• **Supplied records**
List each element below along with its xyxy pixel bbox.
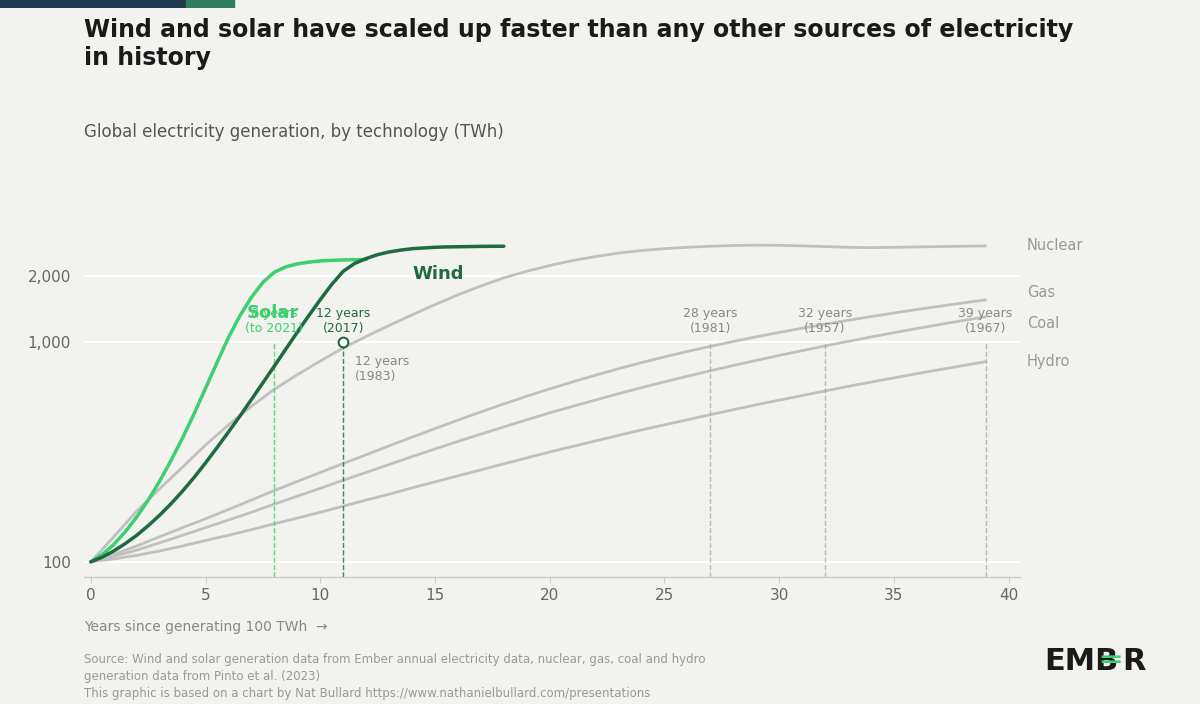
Bar xyxy=(186,0,234,8)
Text: Wind: Wind xyxy=(412,265,463,282)
Text: R: R xyxy=(1122,647,1146,676)
Text: Solar: Solar xyxy=(247,304,299,322)
Text: Global electricity generation, by technology (TWh): Global electricity generation, by techno… xyxy=(84,123,504,142)
Text: 12 years
(1983): 12 years (1983) xyxy=(355,356,409,384)
Text: Source: Wind and solar generation data from Ember annual electricity data, nucle: Source: Wind and solar generation data f… xyxy=(84,653,706,700)
Text: Hydro: Hydro xyxy=(1027,354,1070,369)
Text: EMB: EMB xyxy=(1044,647,1118,676)
Text: ═: ═ xyxy=(1102,647,1120,676)
Text: Coal: Coal xyxy=(1027,316,1060,331)
Text: Nuclear: Nuclear xyxy=(1027,239,1084,253)
Bar xyxy=(0,0,186,8)
Text: Gas: Gas xyxy=(1027,285,1055,300)
Text: Years since generating 100 TWh  →: Years since generating 100 TWh → xyxy=(84,620,328,634)
Text: Wind and solar have scaled up faster than any other sources of electricity
in hi: Wind and solar have scaled up faster tha… xyxy=(84,18,1073,70)
Text: 39 years
(1967): 39 years (1967) xyxy=(959,307,1013,334)
Text: 32 years
(1957): 32 years (1957) xyxy=(798,307,852,334)
Text: 28 years
(1981): 28 years (1981) xyxy=(683,307,738,334)
Text: 12 years
(2017): 12 years (2017) xyxy=(316,307,371,334)
Text: 8 years
(to 2021): 8 years (to 2021) xyxy=(246,307,304,334)
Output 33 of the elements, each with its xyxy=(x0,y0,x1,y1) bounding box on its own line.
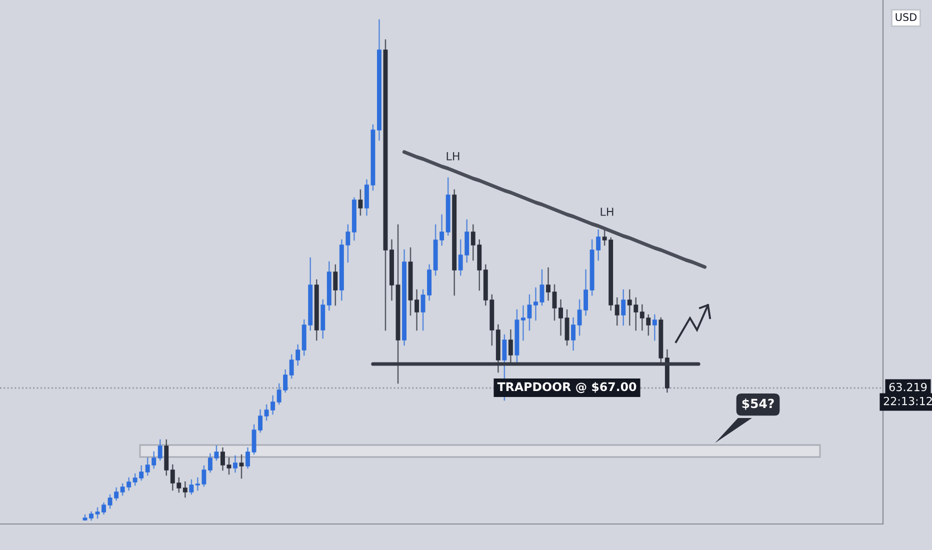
candlestick xyxy=(164,439,169,476)
text: USD xyxy=(896,13,917,22)
candlestick xyxy=(239,454,244,479)
candlestick xyxy=(358,189,363,216)
candlestick xyxy=(652,314,657,341)
candlestick xyxy=(558,299,563,336)
candlestick xyxy=(246,447,250,469)
candlestick xyxy=(102,502,106,515)
candlestick xyxy=(252,424,256,455)
candlestick xyxy=(533,287,538,321)
candlestick xyxy=(182,481,188,498)
candlestick xyxy=(564,309,570,346)
candlestick xyxy=(158,439,162,461)
candlestick xyxy=(621,289,626,326)
candlestick xyxy=(189,479,194,495)
candlestick xyxy=(552,284,557,321)
candlestick xyxy=(540,269,544,306)
candlestick xyxy=(571,317,576,351)
text: 22:13:12 xyxy=(884,396,932,406)
text: $54? xyxy=(742,398,774,410)
text: 63.219 xyxy=(889,382,927,392)
annotation: LH xyxy=(446,152,460,160)
candlestick xyxy=(414,289,420,331)
candlestick xyxy=(258,409,263,433)
candlestick xyxy=(233,455,238,473)
annotation: LH xyxy=(600,208,614,216)
candlestick xyxy=(614,297,620,326)
candlestick xyxy=(333,264,338,306)
candlestick xyxy=(226,457,232,475)
candlestick xyxy=(546,267,550,301)
candlestick xyxy=(220,447,225,471)
candlestick xyxy=(95,507,100,519)
annotation: TRAPDOOR @ $67.00 xyxy=(497,382,636,394)
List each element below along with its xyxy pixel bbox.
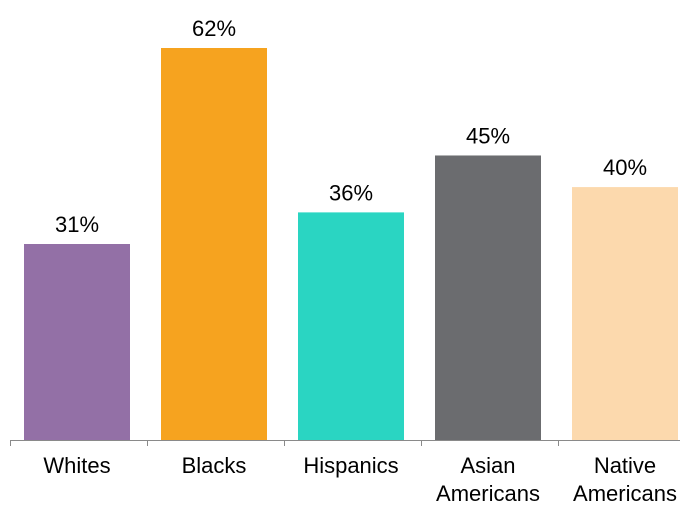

• **Your instructions**
Reproduce every line of the records above verbatim, leaving out the pictures.

• **Task output**
List each element below along with its xyxy pixel bbox.
Bar xyxy=(186,0,234,8)
Text: Wind: Wind xyxy=(412,265,463,282)
Text: R: R xyxy=(1122,647,1146,676)
Text: Solar: Solar xyxy=(247,304,299,322)
Text: Global electricity generation, by technology (TWh): Global electricity generation, by techno… xyxy=(84,123,504,142)
Text: 12 years
(1983): 12 years (1983) xyxy=(355,356,409,384)
Text: Source: Wind and solar generation data from Ember annual electricity data, nucle: Source: Wind and solar generation data f… xyxy=(84,653,706,700)
Text: Hydro: Hydro xyxy=(1027,354,1070,369)
Text: EMB: EMB xyxy=(1044,647,1118,676)
Text: ═: ═ xyxy=(1102,647,1120,676)
Text: Coal: Coal xyxy=(1027,316,1060,331)
Text: Nuclear: Nuclear xyxy=(1027,239,1084,253)
Bar xyxy=(0,0,186,8)
Text: Gas: Gas xyxy=(1027,285,1055,300)
Text: Years since generating 100 TWh  →: Years since generating 100 TWh → xyxy=(84,620,328,634)
Text: Wind and solar have scaled up faster than any other sources of electricity
in hi: Wind and solar have scaled up faster tha… xyxy=(84,18,1073,70)
Text: 39 years
(1967): 39 years (1967) xyxy=(959,307,1013,334)
Text: 32 years
(1957): 32 years (1957) xyxy=(798,307,852,334)
Text: 28 years
(1981): 28 years (1981) xyxy=(683,307,738,334)
Text: 12 years
(2017): 12 years (2017) xyxy=(316,307,371,334)
Text: 8 years
(to 2021): 8 years (to 2021) xyxy=(246,307,304,334)
Output 33 of the elements, each with its xyxy=(x0,y0,x1,y1) bounding box on its own line.
candlestick xyxy=(164,439,169,476)
text: USD xyxy=(896,13,917,22)
candlestick xyxy=(239,454,244,479)
candlestick xyxy=(358,189,363,216)
candlestick xyxy=(652,314,657,341)
candlestick xyxy=(558,299,563,336)
candlestick xyxy=(246,447,250,469)
candlestick xyxy=(102,502,106,515)
candlestick xyxy=(252,424,256,455)
candlestick xyxy=(533,287,538,321)
candlestick xyxy=(182,481,188,498)
candlestick xyxy=(564,309,570,346)
candlestick xyxy=(158,439,162,461)
candlestick xyxy=(621,289,626,326)
candlestick xyxy=(189,479,194,495)
candlestick xyxy=(552,284,557,321)
candlestick xyxy=(540,269,544,306)
candlestick xyxy=(571,317,576,351)
text: 22:13:12 xyxy=(884,396,932,406)
text: $54? xyxy=(742,398,774,410)
text: 63.219 xyxy=(889,382,927,392)
annotation: LH xyxy=(446,152,460,160)
candlestick xyxy=(414,289,420,331)
candlestick xyxy=(258,409,263,433)
candlestick xyxy=(233,455,238,473)
annotation: LH xyxy=(600,208,614,216)
candlestick xyxy=(614,297,620,326)
candlestick xyxy=(333,264,338,306)
candlestick xyxy=(226,457,232,475)
candlestick xyxy=(546,267,550,301)
candlestick xyxy=(220,447,225,471)
candlestick xyxy=(95,507,100,519)
annotation: TRAPDOOR @ $67.00 xyxy=(497,382,636,394)
List each element below along with its xyxy pixel bbox.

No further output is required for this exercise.